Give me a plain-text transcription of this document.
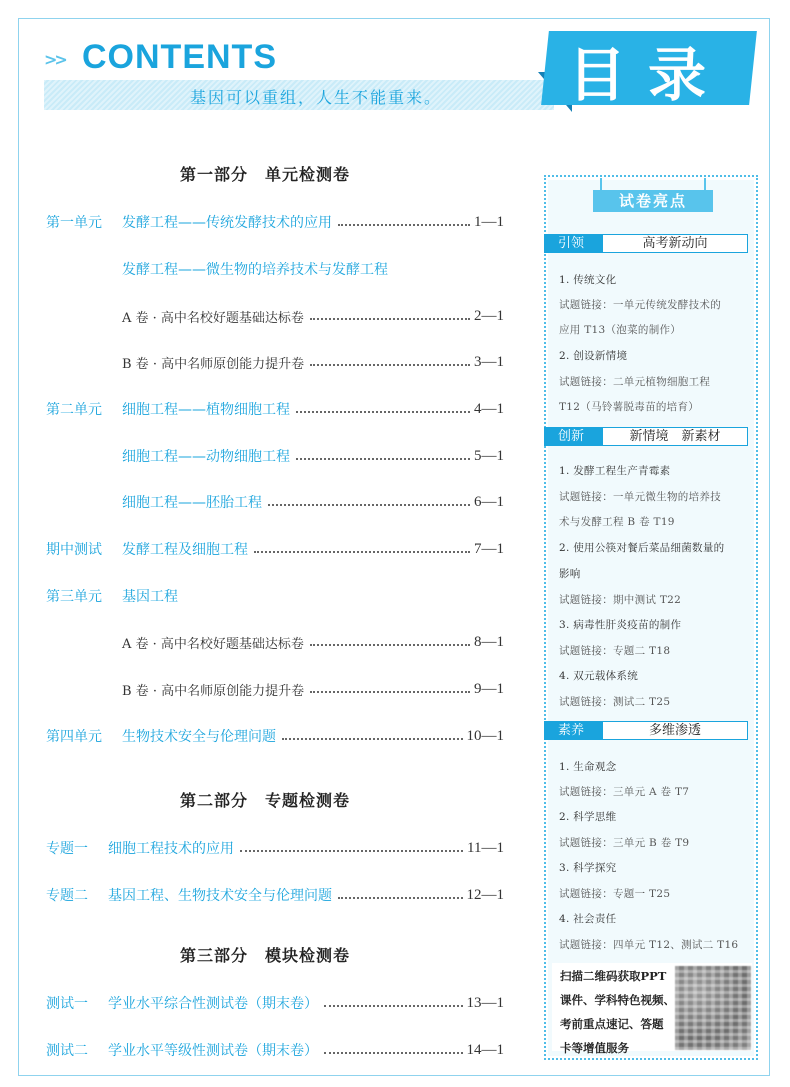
>> CONTENTS
基因可以重组，人生不能重来。 目录
第一部分　单元检测卷
第二部分　专题检测卷
第三部分　模块检测卷
第一单元	发酵工程——传统发酵技术的应用	1—1
发酵工程——微生物的培养技术与发酵工程
A 卷 · 高中名校好题基础达标卷	2—1
B 卷 · 高中名师原创能力提升卷	3—1
第二单元	细胞工程——植物细胞工程	4—1
细胞工程——动物细胞工程	5—1
细胞工程——胚胎工程	6—1
期中测试	发酵工程及细胞工程	7—1
第三单元	基因工程
A 卷 · 高中名校好题基础达标卷	8—1
B 卷 · 高中名师原创能力提升卷	9—1
第四单元	生物技术安全与伦理问题	10—1
专题一	细胞工程技术的应用	11—1
专题二	基因工程、生物技术安全与伦理问题	12—1
测试一	学业水平综合性测试卷（期末卷）	13—1
测试二	学业水平等级性测试卷（期末卷）	14—1
试卷亮点
引领	高考新动向
1. 传统文化
试题链接：一单元传统发酵技术的
应用 T13（泡菜的制作）
2. 创设新情境
试题链接：二单元植物细胞工程
T12（马铃薯脱毒苗的培育）
创新	新情境　新素材
1. 发酵工程生产青霉素
试题链接：一单元微生物的培养技
术与发酵工程 B 卷 T19
2. 使用公筷对餐后菜品细菌数量的
影响
试题链接：期中测试 T22
3. 病毒性肝炎疫苗的制作
试题链接：专题二 T18
4. 双元载体系统
试题链接：测试二 T25
素养	多维渗透
1. 生命观念
试题链接：三单元 A 卷 T7
2. 科学思维
试题链接：三单元 B 卷 T9
3. 科学探究
试题链接：专题一 T25
4. 社会责任
试题链接：四单元 T12、测试二 T16
扫描二维码获取PPT
课件、学科特色视频、
考前重点速记、答题
卡等增值服务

+++

Written instruction: Pictures are to be left out; the records above must be repeated word for word.

Response below:
Give me a plain-text transcription of this document.
>> CONTENTS
基因可以重组，人生不能重来。 目录
第一部分　单元检测卷
第二部分　专题检测卷
第三部分　模块检测卷
第一单元	发酵工程——传统发酵技术的应用	1—1
发酵工程——微生物的培养技术与发酵工程
A 卷 · 高中名校好题基础达标卷	2—1
B 卷 · 高中名师原创能力提升卷	3—1
第二单元	细胞工程——植物细胞工程	4—1
细胞工程——动物细胞工程	5—1
细胞工程——胚胎工程	6—1
期中测试	发酵工程及细胞工程	7—1
第三单元	基因工程
A 卷 · 高中名校好题基础达标卷	8—1
B 卷 · 高中名师原创能力提升卷	9—1
第四单元	生物技术安全与伦理问题	10—1
专题一	细胞工程技术的应用	11—1
专题二	基因工程、生物技术安全与伦理问题	12—1
测试一	学业水平综合性测试卷（期末卷）	13—1
测试二	学业水平等级性测试卷（期末卷）	14—1
试卷亮点
引领	高考新动向
1. 传统文化
试题链接：一单元传统发酵技术的
应用 T13（泡菜的制作）
2. 创设新情境
试题链接：二单元植物细胞工程
T12（马铃薯脱毒苗的培育）
创新	新情境　新素材
1. 发酵工程生产青霉素
试题链接：一单元微生物的培养技
术与发酵工程 B 卷 T19
2. 使用公筷对餐后菜品细菌数量的
影响
试题链接：期中测试 T22
3. 病毒性肝炎疫苗的制作
试题链接：专题二 T18
4. 双元载体系统
试题链接：测试二 T25
素养	多维渗透
1. 生命观念
试题链接：三单元 A 卷 T7
2. 科学思维
试题链接：三单元 B 卷 T9
3. 科学探究
试题链接：专题一 T25
4. 社会责任
试题链接：四单元 T12、测试二 T16
扫描二维码获取PPT
课件、学科特色视频、
考前重点速记、答题
卡等增值服务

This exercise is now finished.